## start THE RECORDS
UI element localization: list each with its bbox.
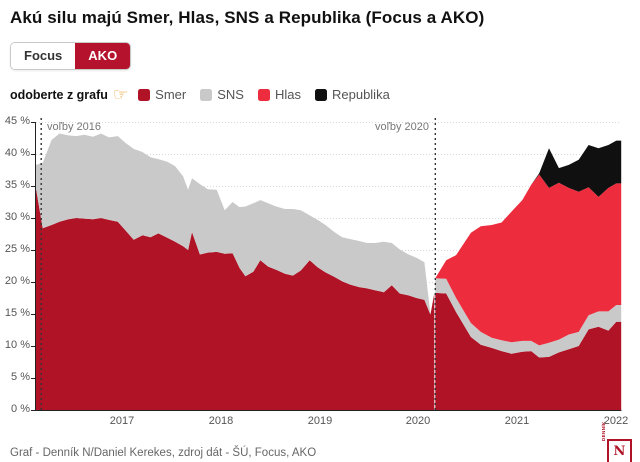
y-tick-10: 10 % — [4, 339, 30, 351]
area-hlas-seg1 — [435, 174, 622, 346]
x-tick-2018: 2018 — [208, 415, 234, 427]
legend-item-hlas[interactable]: Hlas — [257, 87, 301, 102]
page-title: Akú silu majú Smer, Hlas, SNS a Republik… — [10, 8, 485, 27]
poll-source-toggle: Focus AKO — [10, 42, 132, 70]
dennikn-logo-side-text: DENNÍK — [601, 421, 606, 441]
y-tick-0: 0 % — [11, 403, 30, 415]
area-sns-seg1 — [435, 278, 622, 358]
legend-label-hlas: Hlas — [274, 87, 301, 102]
y-tick-5: 5 % — [11, 371, 30, 383]
hlas-swatch — [257, 88, 270, 101]
area-sns-seg0 — [35, 133, 435, 315]
legend-label-sns: SNS — [217, 87, 244, 102]
x-tick-2019: 2019 — [307, 415, 333, 427]
y-tick-15: 15 % — [4, 307, 30, 319]
y-tick-20: 20 % — [4, 275, 30, 287]
annotation-volby-2016: voľby 2016 — [47, 121, 101, 133]
x-tick-2017: 2017 — [109, 415, 135, 427]
tab-focus[interactable]: Focus — [11, 43, 76, 69]
source-caption: Graf - Denník N/Daniel Kerekes, zdroj dá… — [10, 447, 317, 459]
y-tick-40: 40 % — [4, 147, 30, 159]
dennikn-logo: N — [607, 439, 632, 462]
pointing-hand-icon: ☞ — [112, 85, 129, 104]
legend-item-smer[interactable]: Smer — [138, 87, 186, 102]
dennikn-logo-letter: N — [613, 444, 626, 459]
legend-item-republika[interactable]: Republika — [314, 87, 390, 102]
legend-item-sns[interactable]: SNS — [200, 87, 244, 102]
legend-hint: odoberte z grafu — [10, 87, 108, 102]
x-tick-2021: 2021 — [504, 415, 530, 427]
x-tick-2020: 2020 — [405, 415, 431, 427]
annotation-volby-2020: voľby 2020 — [375, 121, 429, 133]
x-tick-2022: 2022 — [603, 415, 629, 427]
legend: odoberte z grafu ☞ Smer SNS Hlas Republi… — [10, 85, 404, 104]
area-smer-seg1 — [435, 292, 622, 410]
y-tick-25: 25 % — [4, 243, 30, 255]
area-smer-seg0 — [35, 187, 435, 410]
legend-label-smer: Smer — [155, 87, 187, 102]
legend-label-republika: Republika — [331, 87, 390, 102]
tab-ako[interactable]: AKO — [75, 43, 131, 69]
republika-swatch — [314, 88, 327, 101]
y-tick-35: 35 % — [4, 179, 30, 191]
area-republika-seg1 — [435, 140, 622, 279]
y-tick-45: 45 % — [4, 115, 30, 127]
sns-swatch — [200, 88, 213, 101]
smer-swatch — [138, 88, 151, 101]
y-tick-30: 30 % — [4, 211, 30, 223]
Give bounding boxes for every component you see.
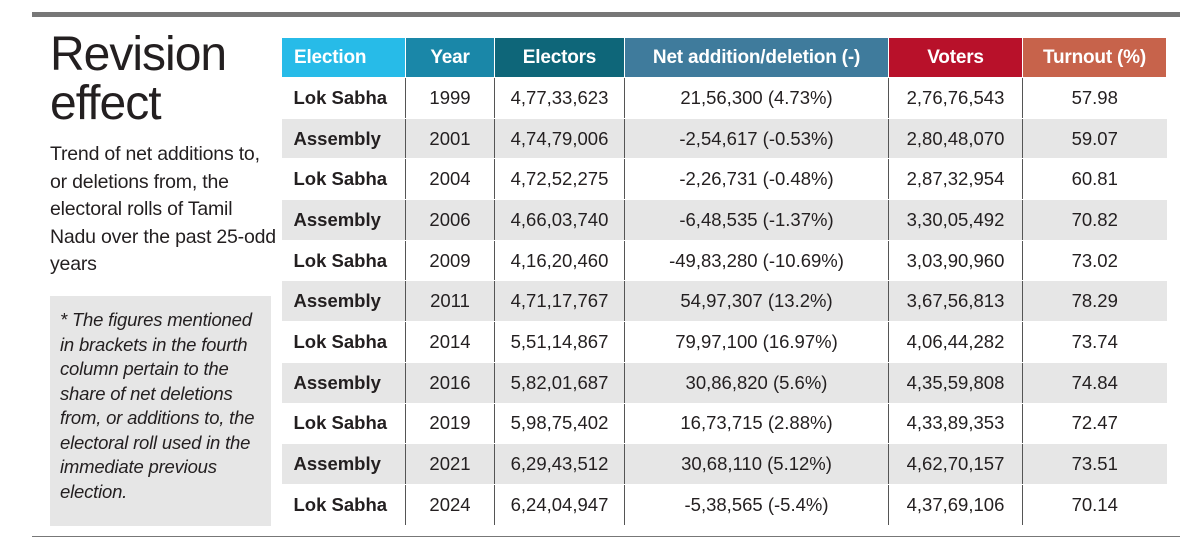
- footnote-box: * The figures mentioned in brackets in t…: [50, 296, 271, 526]
- cell-election: Assembly: [281, 199, 406, 241]
- headline-line-2: effect: [50, 77, 162, 130]
- electoral-rolls-table: Election Year Electors Net addition/dele…: [281, 37, 1167, 526]
- table-row: Lok Sabha 2014 5,51,14,867 79,97,100 (16.97…: [281, 321, 1167, 363]
- cell-year: 2019: [405, 403, 495, 445]
- cell-election: Lok Sabha: [281, 403, 406, 445]
- cell-year: 2024: [405, 484, 495, 526]
- cell-electors: 4,77,33,623: [494, 77, 625, 119]
- cell-turnout: 59.07: [1022, 118, 1167, 160]
- cell-electors: 6,29,43,512: [494, 443, 625, 485]
- cell-electors: 4,16,20,460: [494, 240, 625, 282]
- table-row: Lok Sabha 2019 5,98,75,402 16,73,715 (2.88%…: [281, 403, 1167, 445]
- cell-turnout: 72.47: [1022, 403, 1167, 445]
- cell-year: 2014: [405, 321, 495, 363]
- cell-electors: 4,66,03,740: [494, 199, 625, 241]
- cell-year: 2001: [405, 118, 495, 160]
- cell-voters: 2,76,76,543: [888, 77, 1023, 119]
- cell-net-change: 16,73,715 (2.88%): [624, 403, 889, 445]
- table-row: Assembly 2001 4,74,79,006 -2,54,617 (-0.53%…: [281, 118, 1167, 160]
- table-header-row: Election Year Electors Net addition/dele…: [281, 37, 1167, 78]
- cell-voters: 2,80,48,070: [888, 118, 1023, 160]
- table-row: Lok Sabha 1999 4,77,33,623 21,56,300 (4.73%…: [281, 77, 1167, 119]
- cell-net-change: 54,97,307 (13.2%): [624, 280, 889, 323]
- cell-net-change: -5,38,565 (-5.4%): [624, 484, 889, 526]
- cell-election: Assembly: [281, 443, 406, 485]
- table-row: Assembly 2021 6,29,43,512 30,68,110 (5.12%)…: [281, 443, 1167, 485]
- header-voters: Voters: [888, 37, 1023, 78]
- cell-year: 2009: [405, 240, 495, 282]
- cell-year: 1999: [405, 77, 495, 119]
- headline-line-1: Revision: [50, 28, 227, 81]
- table-row: Lok Sabha 2004 4,72,52,275 -2,26,731 (-0.48…: [281, 158, 1167, 201]
- cell-net-change: -2,54,617 (-0.53%): [624, 118, 889, 160]
- cell-net-change: 21,56,300 (4.73%): [624, 77, 889, 119]
- headline: Revision effect: [50, 30, 278, 128]
- cell-election: Assembly: [281, 280, 406, 323]
- cell-voters: 3,03,90,960: [888, 240, 1023, 282]
- table-body: Lok Sabha 1999 4,77,33,623 21,56,300 (4.73%…: [281, 77, 1167, 526]
- cell-turnout: 78.29: [1022, 280, 1167, 323]
- cell-election: Assembly: [281, 362, 406, 404]
- table-row: Lok Sabha 2024 6,24,04,947 -5,38,565 (-5.4%…: [281, 484, 1167, 526]
- cell-election: Assembly: [281, 118, 406, 160]
- cell-electors: 4,74,79,006: [494, 118, 625, 160]
- cell-year: 2011: [405, 280, 495, 323]
- header-net-addition-deletion: Net addition/deletion (-): [624, 37, 889, 78]
- cell-net-change: 30,68,110 (5.12%): [624, 443, 889, 485]
- header-year: Year: [405, 37, 495, 78]
- title-panel: Revision effect Trend of net additions t…: [50, 30, 278, 279]
- top-rule: [32, 12, 1180, 17]
- header-turnout: Turnout (%): [1022, 37, 1167, 78]
- cell-net-change: -2,26,731 (-0.48%): [624, 158, 889, 201]
- cell-electors: 4,71,17,767: [494, 280, 625, 323]
- cell-turnout: 73.51: [1022, 443, 1167, 485]
- cell-turnout: 73.74: [1022, 321, 1167, 363]
- cell-election: Lok Sabha: [281, 77, 406, 119]
- cell-turnout: 57.98: [1022, 77, 1167, 119]
- subhead: Trend of net additions to, or deletions …: [50, 143, 276, 275]
- table-row: Lok Sabha 2009 4,16,20,460 -49,83,280 (-10.…: [281, 240, 1167, 282]
- cell-year: 2016: [405, 362, 495, 404]
- cell-turnout: 60.81: [1022, 158, 1167, 201]
- cell-electors: 5,51,14,867: [494, 321, 625, 363]
- cell-voters: 3,67,56,813: [888, 280, 1023, 323]
- cell-election: Lok Sabha: [281, 321, 406, 363]
- cell-year: 2004: [405, 158, 495, 201]
- cell-voters: 4,62,70,157: [888, 443, 1023, 485]
- cell-voters: 4,33,89,353: [888, 403, 1023, 445]
- table-row: Assembly 2006 4,66,03,740 -6,48,535 (-1.37%…: [281, 199, 1167, 241]
- cell-voters: 3,30,05,492: [888, 199, 1023, 241]
- cell-election: Lok Sabha: [281, 484, 406, 526]
- cell-net-change: 79,97,100 (16.97%): [624, 321, 889, 363]
- cell-voters: 2,87,32,954: [888, 158, 1023, 201]
- cell-electors: 5,98,75,402: [494, 403, 625, 445]
- table-row: Assembly 2016 5,82,01,687 30,86,820 (5.6%) 4…: [281, 362, 1167, 404]
- cell-election: Lok Sabha: [281, 158, 406, 201]
- cell-voters: 4,35,59,808: [888, 362, 1023, 404]
- cell-turnout: 70.14: [1022, 484, 1167, 526]
- cell-electors: 4,72,52,275: [494, 158, 625, 201]
- cell-voters: 4,37,69,106: [888, 484, 1023, 526]
- cell-year: 2021: [405, 443, 495, 485]
- cell-turnout: 74.84: [1022, 362, 1167, 404]
- cell-election: Lok Sabha: [281, 240, 406, 282]
- cell-turnout: 70.82: [1022, 199, 1167, 241]
- cell-year: 2006: [405, 199, 495, 241]
- cell-electors: 6,24,04,947: [494, 484, 625, 526]
- cell-electors: 5,82,01,687: [494, 362, 625, 404]
- cell-net-change: -6,48,535 (-1.37%): [624, 199, 889, 241]
- cell-net-change: 30,86,820 (5.6%): [624, 362, 889, 404]
- table-row: Assembly 2011 4,71,17,767 54,97,307 (13.2%)…: [281, 280, 1167, 323]
- header-election: Election: [281, 37, 406, 78]
- header-electors: Electors: [494, 37, 625, 78]
- cell-voters: 4,06,44,282: [888, 321, 1023, 363]
- cell-net-change: -49,83,280 (-10.69%): [624, 240, 889, 282]
- bottom-rule: [32, 536, 1180, 537]
- cell-turnout: 73.02: [1022, 240, 1167, 282]
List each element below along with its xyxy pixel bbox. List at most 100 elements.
## end THE RECORDS
== TASK OBJECTIVE ==
Report each line in the items above that contains the string "voters". Case counts.

== OUTPUT BELOW ==
- cell-voters: 2,76,76,543: [888, 77, 1023, 119]
- cell-voters: 2,80,48,070: [888, 118, 1023, 160]
- header-voters: Voters: [888, 37, 1023, 78]
- cell-voters: 3,03,90,960: [888, 240, 1023, 282]
- cell-voters: 3,67,56,813: [888, 280, 1023, 323]
- cell-voters: 4,62,70,157: [888, 443, 1023, 485]
- cell-voters: 4,33,89,353: [888, 403, 1023, 445]
- cell-voters: 3,30,05,492: [888, 199, 1023, 241]
- cell-voters: 2,87,32,954: [888, 158, 1023, 201]
- cell-voters: 4,35,59,808: [888, 362, 1023, 404]
- cell-voters: 4,37,69,106: [888, 484, 1023, 526]
- cell-voters: 4,06,44,282: [888, 321, 1023, 363]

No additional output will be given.